◆ EXERCISE BRIEF ◆
Quote the entries that follow exactly, leaving none out.
+++ DATA LINES
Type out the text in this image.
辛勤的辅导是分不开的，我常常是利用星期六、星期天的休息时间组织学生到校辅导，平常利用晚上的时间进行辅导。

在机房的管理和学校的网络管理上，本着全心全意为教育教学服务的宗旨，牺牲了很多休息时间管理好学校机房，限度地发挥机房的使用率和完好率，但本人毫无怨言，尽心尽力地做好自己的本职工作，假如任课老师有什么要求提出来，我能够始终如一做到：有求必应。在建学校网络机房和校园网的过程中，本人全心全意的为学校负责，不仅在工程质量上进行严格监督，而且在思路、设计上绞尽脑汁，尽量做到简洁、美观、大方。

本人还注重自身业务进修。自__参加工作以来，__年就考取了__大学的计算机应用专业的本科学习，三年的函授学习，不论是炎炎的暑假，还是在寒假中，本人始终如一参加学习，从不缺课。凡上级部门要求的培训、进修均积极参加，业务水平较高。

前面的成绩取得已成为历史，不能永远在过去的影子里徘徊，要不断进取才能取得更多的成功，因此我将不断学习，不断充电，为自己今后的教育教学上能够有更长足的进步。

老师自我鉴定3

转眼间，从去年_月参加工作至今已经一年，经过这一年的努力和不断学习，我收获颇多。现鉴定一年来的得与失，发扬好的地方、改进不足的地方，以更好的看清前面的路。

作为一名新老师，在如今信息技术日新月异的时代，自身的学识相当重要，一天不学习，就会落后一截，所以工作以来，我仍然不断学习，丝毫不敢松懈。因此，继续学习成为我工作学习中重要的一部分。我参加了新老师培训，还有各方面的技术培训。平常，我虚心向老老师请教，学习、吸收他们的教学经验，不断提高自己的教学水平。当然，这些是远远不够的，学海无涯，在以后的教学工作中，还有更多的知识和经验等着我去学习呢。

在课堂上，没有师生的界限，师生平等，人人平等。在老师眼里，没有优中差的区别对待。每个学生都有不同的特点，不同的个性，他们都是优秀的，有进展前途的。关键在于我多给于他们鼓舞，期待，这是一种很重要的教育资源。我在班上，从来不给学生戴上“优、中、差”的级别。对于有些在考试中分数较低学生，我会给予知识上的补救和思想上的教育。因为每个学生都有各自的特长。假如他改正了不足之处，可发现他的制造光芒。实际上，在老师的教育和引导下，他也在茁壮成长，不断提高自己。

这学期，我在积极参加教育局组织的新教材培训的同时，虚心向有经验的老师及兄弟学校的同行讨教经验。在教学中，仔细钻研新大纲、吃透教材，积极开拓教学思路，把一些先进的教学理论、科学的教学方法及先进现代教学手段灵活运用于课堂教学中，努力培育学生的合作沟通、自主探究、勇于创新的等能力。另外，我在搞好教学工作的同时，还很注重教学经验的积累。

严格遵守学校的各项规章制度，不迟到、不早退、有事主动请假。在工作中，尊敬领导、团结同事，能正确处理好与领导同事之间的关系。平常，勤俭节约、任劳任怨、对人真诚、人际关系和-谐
++++++
◆ CORRECT RESULT ◆
Type out the text in this image.
辛勤的辅导是分不开的，我常常是利用星期六、星期天的休息时间组织学生到校辅导，平常利用晚上的时间进行辅导。

在机房的管理和学校的网络管理上，本着全心全意为教育教学服务的宗旨，牺牲了很多休息时间管理好学校机房，限度地发挥机房的使用率和完好率，但本人毫无怨言，尽心尽力地做好自己的本职工作，假如任课老师有什么要求提出来，我能够始终如一做到：有求必应。在建学校网络机房和校园网的过程中，本人全心全意的为学校负责，不仅在工程质量上进行严格监督，而且在思路、设计上绞尽脑汁，尽量做到简洁、美观、大方。

本人还注重自身业务进修。自__参加工作以来，__年就考取了__大学的计算机应用专业的本科学习，三年的函授学习，不论是炎炎的暑假，还是在寒假中，本人始终如一参加学习，从不缺课。凡上级部门要求的培训、进修均积极参加，业务水平较高。

前面的成绩取得已成为历史，不能永远在过去的影子里徘徊，要不断进取才能取得更多的成功，因此我将不断学习，不断充电，为自己今后的教育教学上能够有更长足的进步。

老师自我鉴定3

转眼间，从去年_月参加工作至今已经一年，经过这一年的努力和不断学习，我收获颇多。现鉴定一年来的得与失，发扬好的地方、改进不足的地方，以更好的看清前面的路。

作为一名新老师，在如今信息技术日新月异的时代，自身的学识相当重要，一天不学习，就会落后一截，所以工作以来，我仍然不断学习，丝毫不敢松懈。因此，继续学习成为我工作学习中重要的一部分。我参加了新老师培训，还有各方面的技术培训。平常，我虚心向老老师请教，学习、吸收他们的教学经验，不断提高自己的教学水平。当然，这些是远远不够的，学海无涯，在以后的教学工作中，还有更多的知识和经验等着我去学习呢。

在课堂上，没有师生的界限，师生平等，人人平等。在老师眼里，没有优中差的区别对待。每个学生都有不同的特点，不同的个性，他们都是优秀的，有进展前途的。关键在于我多给于他们鼓舞，期待，这是一种很重要的教育资源。我在班上，从来不给学生戴上“优、中、差”的级别。对于有些在考试中分数较低学生，我会给予知识上的补救和思想上的教育。因为每个学生都有各自的特长。假如他改正了不足之处，可发现他的制造光芒。实际上，在老师的教育和引导下，他也在茁壮成长，不断提高自己。

这学期，我在积极参加教育局组织的新教材培训的同时，虚心向有经验的老师及兄弟学校的同行讨教经验。在教学中，仔细钻研新大纲、吃透教材，积极开拓教学思路，把一些先进的教学理论、科学的教学方法及先进现代教学手段灵活运用于课堂教学中，努力培育学生的合作沟通、自主探究、勇于创新的等能力。另外，我在搞好教学工作的同时，还很注重教学经验的积累。

严格遵守学校的各项规章制度，不迟到、不早退、有事主动请假。在工作中，尊敬领导、团结同事，能正确处理好与领导同事之间的关系。平常，勤俭节约、任劳任怨、对人真诚、人际关系和-谐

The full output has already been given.